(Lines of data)
════════════════
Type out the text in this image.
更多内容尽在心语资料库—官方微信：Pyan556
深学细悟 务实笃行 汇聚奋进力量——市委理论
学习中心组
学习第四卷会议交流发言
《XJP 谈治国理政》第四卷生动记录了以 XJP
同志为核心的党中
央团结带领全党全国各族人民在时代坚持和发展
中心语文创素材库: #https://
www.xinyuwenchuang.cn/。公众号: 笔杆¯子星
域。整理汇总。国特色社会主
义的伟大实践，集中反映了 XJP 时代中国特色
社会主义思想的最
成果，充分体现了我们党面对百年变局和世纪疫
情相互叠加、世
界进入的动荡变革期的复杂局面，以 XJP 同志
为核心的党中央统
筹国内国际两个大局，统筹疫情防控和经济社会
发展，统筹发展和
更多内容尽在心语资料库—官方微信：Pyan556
════════════════
Repeat the preceding lines exactly, please, every one of them.

Type out the text in this image.
更多内容尽在心语资料库—官方微信：Pyan556
深学细悟 务实笃行 汇聚奋进力量——市委理论
学习中心组
学习第四卷会议交流发言
《XJP 谈治国理政》第四卷生动记录了以 XJP
同志为核心的党中
央团结带领全党全国各族人民在时代坚持和发展
中心语文创素材库: #https://
www.xinyuwenchuang.cn/。公众号: 笔杆¯子星
域。整理汇总。国特色社会主
义的伟大实践，集中反映了 XJP 时代中国特色
社会主义思想的最
成果，充分体现了我们党面对百年变局和世纪疫
情相互叠加、世
界进入的动荡变革期的复杂局面，以 XJP 同志
为核心的党中央统
筹国内国际两个大局，统筹疫情防控和经济社会
发展，统筹发展和
更多内容尽在心语资料库—官方微信：Pyan556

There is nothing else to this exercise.